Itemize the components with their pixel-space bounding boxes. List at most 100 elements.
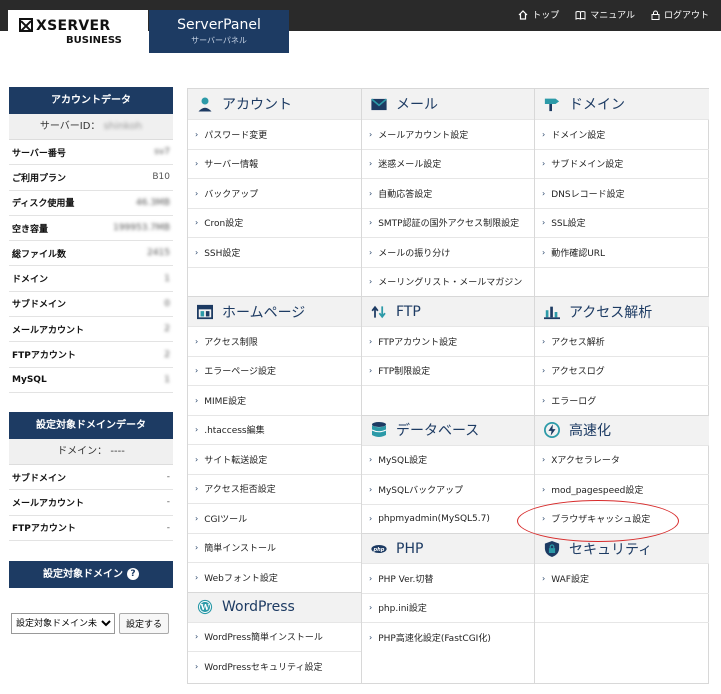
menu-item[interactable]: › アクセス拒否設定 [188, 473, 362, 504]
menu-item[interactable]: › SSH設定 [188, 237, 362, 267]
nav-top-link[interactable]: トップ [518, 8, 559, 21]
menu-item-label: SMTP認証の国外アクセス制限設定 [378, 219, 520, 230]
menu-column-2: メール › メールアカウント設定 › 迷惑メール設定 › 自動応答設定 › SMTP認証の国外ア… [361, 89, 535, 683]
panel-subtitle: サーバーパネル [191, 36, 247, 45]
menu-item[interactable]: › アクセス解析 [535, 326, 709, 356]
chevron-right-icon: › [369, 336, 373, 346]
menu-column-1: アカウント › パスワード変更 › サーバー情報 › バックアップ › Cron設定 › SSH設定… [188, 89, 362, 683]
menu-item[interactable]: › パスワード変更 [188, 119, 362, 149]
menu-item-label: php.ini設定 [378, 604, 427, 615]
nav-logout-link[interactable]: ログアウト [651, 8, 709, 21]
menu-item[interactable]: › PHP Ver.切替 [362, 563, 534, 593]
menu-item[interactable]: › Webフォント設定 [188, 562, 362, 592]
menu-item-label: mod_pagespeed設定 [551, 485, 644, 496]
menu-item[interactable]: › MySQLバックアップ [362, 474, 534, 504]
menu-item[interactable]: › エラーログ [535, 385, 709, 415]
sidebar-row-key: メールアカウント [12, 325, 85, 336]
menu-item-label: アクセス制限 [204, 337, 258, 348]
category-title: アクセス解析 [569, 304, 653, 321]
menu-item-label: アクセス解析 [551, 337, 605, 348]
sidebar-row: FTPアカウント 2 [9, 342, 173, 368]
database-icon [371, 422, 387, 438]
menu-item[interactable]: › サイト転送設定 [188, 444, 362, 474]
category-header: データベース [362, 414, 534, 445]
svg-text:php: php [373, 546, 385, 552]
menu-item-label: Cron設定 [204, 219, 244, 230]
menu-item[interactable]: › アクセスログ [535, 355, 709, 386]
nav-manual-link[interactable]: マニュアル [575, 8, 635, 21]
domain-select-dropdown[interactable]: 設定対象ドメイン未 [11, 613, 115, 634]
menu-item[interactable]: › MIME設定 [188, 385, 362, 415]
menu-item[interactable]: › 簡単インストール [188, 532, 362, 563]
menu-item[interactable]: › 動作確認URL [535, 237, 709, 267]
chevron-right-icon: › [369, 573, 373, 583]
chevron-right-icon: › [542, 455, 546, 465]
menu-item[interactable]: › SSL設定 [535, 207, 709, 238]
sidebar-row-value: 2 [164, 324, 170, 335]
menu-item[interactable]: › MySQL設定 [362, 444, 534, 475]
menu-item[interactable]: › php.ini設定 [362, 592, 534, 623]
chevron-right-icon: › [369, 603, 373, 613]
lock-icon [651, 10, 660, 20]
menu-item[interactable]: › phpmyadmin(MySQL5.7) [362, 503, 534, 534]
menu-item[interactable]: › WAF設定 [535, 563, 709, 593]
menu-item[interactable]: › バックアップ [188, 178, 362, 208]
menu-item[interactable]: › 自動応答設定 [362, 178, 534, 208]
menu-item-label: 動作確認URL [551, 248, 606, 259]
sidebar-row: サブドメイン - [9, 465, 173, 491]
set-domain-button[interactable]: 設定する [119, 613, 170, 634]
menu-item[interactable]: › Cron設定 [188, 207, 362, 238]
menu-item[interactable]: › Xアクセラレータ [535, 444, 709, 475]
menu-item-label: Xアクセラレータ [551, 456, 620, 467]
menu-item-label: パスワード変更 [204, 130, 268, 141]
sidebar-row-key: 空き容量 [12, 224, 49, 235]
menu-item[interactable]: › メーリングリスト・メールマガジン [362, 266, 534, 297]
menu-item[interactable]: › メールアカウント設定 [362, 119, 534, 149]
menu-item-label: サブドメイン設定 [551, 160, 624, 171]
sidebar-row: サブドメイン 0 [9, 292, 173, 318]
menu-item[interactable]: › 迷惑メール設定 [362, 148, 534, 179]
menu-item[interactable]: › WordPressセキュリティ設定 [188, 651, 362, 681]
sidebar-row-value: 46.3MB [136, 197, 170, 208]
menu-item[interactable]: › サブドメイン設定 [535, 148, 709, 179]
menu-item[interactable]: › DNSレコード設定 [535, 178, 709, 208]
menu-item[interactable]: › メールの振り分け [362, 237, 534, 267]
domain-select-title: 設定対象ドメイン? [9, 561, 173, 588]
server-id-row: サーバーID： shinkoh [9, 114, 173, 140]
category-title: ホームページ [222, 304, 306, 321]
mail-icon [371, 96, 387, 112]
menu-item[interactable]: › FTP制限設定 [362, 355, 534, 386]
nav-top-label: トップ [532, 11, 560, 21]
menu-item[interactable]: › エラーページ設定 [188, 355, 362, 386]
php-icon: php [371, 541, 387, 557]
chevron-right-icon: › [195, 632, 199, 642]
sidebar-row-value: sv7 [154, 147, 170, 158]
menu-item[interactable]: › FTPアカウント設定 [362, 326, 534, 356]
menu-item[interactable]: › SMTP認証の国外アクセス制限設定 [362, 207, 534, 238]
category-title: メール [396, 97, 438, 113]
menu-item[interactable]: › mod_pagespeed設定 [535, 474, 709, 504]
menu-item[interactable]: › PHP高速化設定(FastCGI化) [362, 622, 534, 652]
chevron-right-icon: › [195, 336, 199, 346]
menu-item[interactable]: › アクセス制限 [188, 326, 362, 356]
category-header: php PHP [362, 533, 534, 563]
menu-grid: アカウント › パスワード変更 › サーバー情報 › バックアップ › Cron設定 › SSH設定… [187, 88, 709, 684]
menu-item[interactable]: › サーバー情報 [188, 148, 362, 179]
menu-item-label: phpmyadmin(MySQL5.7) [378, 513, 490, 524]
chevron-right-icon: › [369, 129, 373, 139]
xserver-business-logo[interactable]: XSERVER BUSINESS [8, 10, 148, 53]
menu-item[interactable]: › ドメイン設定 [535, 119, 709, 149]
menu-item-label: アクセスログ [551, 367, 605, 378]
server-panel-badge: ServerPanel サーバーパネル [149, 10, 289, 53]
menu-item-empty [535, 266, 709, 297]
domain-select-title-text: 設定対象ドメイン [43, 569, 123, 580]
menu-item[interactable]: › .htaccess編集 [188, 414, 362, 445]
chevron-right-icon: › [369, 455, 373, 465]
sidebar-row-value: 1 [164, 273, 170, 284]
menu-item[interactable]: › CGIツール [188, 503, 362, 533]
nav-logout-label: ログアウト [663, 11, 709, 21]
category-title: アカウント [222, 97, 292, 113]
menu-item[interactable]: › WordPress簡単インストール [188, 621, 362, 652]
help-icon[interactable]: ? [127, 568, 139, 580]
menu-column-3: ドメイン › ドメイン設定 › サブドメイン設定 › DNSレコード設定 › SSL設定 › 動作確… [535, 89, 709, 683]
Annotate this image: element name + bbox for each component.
────────────────────
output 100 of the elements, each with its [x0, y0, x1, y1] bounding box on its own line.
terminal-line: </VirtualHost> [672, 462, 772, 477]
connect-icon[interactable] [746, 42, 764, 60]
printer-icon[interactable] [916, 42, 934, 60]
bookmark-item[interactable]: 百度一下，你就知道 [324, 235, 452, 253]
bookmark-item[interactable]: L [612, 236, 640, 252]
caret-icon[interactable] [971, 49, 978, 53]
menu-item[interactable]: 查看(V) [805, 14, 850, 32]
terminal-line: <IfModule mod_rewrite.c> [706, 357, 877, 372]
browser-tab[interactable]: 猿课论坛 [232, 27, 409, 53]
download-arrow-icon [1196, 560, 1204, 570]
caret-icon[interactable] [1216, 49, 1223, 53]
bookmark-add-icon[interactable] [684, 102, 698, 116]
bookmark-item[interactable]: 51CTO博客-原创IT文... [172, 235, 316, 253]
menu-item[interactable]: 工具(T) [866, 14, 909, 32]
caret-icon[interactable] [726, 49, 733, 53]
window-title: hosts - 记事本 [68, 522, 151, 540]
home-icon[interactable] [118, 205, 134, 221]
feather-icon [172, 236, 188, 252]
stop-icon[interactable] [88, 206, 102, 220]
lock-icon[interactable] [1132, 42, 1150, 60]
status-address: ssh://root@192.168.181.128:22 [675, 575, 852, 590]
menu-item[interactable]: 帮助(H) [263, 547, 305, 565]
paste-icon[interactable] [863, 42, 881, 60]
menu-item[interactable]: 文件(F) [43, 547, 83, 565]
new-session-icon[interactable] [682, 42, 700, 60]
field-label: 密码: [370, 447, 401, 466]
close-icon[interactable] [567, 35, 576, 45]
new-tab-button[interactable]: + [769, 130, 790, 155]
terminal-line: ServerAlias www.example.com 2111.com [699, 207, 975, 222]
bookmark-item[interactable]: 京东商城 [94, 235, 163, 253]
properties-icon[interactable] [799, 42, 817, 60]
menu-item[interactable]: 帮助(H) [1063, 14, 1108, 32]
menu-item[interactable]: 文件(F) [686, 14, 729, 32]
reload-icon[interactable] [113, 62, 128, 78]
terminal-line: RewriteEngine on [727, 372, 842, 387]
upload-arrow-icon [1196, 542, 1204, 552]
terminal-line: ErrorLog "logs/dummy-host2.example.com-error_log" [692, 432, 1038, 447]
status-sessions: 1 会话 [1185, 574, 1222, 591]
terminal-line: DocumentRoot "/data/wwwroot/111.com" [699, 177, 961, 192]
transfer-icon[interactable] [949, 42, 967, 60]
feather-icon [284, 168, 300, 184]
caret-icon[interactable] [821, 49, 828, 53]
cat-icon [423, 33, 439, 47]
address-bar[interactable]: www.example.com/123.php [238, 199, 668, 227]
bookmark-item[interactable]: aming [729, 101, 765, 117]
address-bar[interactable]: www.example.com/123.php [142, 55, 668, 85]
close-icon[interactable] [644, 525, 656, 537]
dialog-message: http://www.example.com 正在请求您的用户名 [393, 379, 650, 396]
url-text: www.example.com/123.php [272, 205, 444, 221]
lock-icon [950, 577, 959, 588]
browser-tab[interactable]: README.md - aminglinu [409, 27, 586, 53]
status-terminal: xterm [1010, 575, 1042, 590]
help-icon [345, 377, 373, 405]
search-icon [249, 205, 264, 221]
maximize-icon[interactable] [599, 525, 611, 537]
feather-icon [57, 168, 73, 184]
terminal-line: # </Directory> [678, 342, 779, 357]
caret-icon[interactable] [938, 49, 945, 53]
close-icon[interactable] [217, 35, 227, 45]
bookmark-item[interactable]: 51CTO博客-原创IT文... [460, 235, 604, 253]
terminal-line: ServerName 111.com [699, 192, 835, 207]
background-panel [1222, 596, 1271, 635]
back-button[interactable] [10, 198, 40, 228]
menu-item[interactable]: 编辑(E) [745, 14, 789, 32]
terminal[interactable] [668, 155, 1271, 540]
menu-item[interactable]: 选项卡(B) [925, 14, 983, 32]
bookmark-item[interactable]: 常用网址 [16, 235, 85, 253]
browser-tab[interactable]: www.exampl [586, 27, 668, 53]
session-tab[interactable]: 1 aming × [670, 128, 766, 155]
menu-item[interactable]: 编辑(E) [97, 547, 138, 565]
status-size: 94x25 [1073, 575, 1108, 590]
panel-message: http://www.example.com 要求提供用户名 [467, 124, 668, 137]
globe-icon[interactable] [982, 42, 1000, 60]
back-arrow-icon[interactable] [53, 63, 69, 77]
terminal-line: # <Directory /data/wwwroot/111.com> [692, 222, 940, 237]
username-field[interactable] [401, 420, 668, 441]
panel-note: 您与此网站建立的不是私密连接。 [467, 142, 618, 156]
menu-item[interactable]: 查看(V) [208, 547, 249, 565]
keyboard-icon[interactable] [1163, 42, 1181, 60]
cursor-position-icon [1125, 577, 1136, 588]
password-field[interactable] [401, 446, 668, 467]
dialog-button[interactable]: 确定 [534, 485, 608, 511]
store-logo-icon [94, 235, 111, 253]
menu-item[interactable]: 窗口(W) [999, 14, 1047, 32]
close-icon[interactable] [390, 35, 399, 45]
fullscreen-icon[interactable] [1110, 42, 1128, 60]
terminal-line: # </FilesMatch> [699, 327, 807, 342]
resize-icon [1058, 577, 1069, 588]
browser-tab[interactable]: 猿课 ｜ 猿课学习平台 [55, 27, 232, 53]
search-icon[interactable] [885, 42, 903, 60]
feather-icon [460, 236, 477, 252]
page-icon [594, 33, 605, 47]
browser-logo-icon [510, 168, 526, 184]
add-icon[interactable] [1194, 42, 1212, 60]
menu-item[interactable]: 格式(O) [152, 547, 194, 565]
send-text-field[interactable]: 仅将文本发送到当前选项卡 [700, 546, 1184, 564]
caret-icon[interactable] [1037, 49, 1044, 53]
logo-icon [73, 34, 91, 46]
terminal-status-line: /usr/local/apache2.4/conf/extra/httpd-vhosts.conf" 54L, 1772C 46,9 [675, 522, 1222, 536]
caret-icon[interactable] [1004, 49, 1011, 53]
────────────────────
__Aufgabe__:
Schreibe die Zeilen der Auflistung zwischen der Zeile mit „output 100 of“ und der Zeile mit „432, 1038, 447]“, beide eingeschlossen, unverändert ab.

__Lösung__:
output 100 of the elements, each with its [x0, y0, x1, y1] bounding box on its own line.
terminal-line: </VirtualHost> [672, 462, 772, 477]
connect-icon[interactable] [746, 42, 764, 60]
printer-icon[interactable] [916, 42, 934, 60]
bookmark-item[interactable]: 百度一下，你就知道 [324, 235, 452, 253]
bookmark-item[interactable]: L [612, 236, 640, 252]
caret-icon[interactable] [971, 49, 978, 53]
menu-item[interactable]: 查看(V) [805, 14, 850, 32]
terminal-line: <IfModule mod_rewrite.c> [706, 357, 877, 372]
browser-tab[interactable]: 猿课论坛 [232, 27, 409, 53]
download-arrow-icon [1196, 560, 1204, 570]
caret-icon[interactable] [1216, 49, 1223, 53]
bookmark-add-icon[interactable] [684, 102, 698, 116]
bookmark-item[interactable]: 51CTO博客-原创IT文... [172, 235, 316, 253]
menu-item[interactable]: 工具(T) [866, 14, 909, 32]
caret-icon[interactable] [726, 49, 733, 53]
window-title: hosts - 记事本 [68, 522, 151, 540]
home-icon[interactable] [118, 205, 134, 221]
feather-icon [172, 236, 188, 252]
stop-icon[interactable] [88, 206, 102, 220]
lock-icon[interactable] [1132, 42, 1150, 60]
status-address: ssh://root@192.168.181.128:22 [675, 575, 852, 590]
menu-item[interactable]: 帮助(H) [263, 547, 305, 565]
paste-icon[interactable] [863, 42, 881, 60]
menu-item[interactable]: 文件(F) [43, 547, 83, 565]
new-session-icon[interactable] [682, 42, 700, 60]
field-label: 密码: [370, 447, 401, 466]
close-icon[interactable] [567, 35, 576, 45]
new-tab-button[interactable]: + [769, 130, 790, 155]
terminal-line: ServerAlias www.example.com 2111.com [699, 207, 975, 222]
bookmark-item[interactable]: 京东商城 [94, 235, 163, 253]
properties-icon[interactable] [799, 42, 817, 60]
menu-item[interactable]: 帮助(H) [1063, 14, 1108, 32]
menu-item[interactable]: 文件(F) [686, 14, 729, 32]
reload-icon[interactable] [113, 62, 128, 78]
terminal-line: RewriteEngine on [727, 372, 842, 387]
upload-arrow-icon [1196, 542, 1204, 552]
terminal-line: ErrorLog "logs/dummy-host2.example.com-error_log" [692, 432, 1038, 447]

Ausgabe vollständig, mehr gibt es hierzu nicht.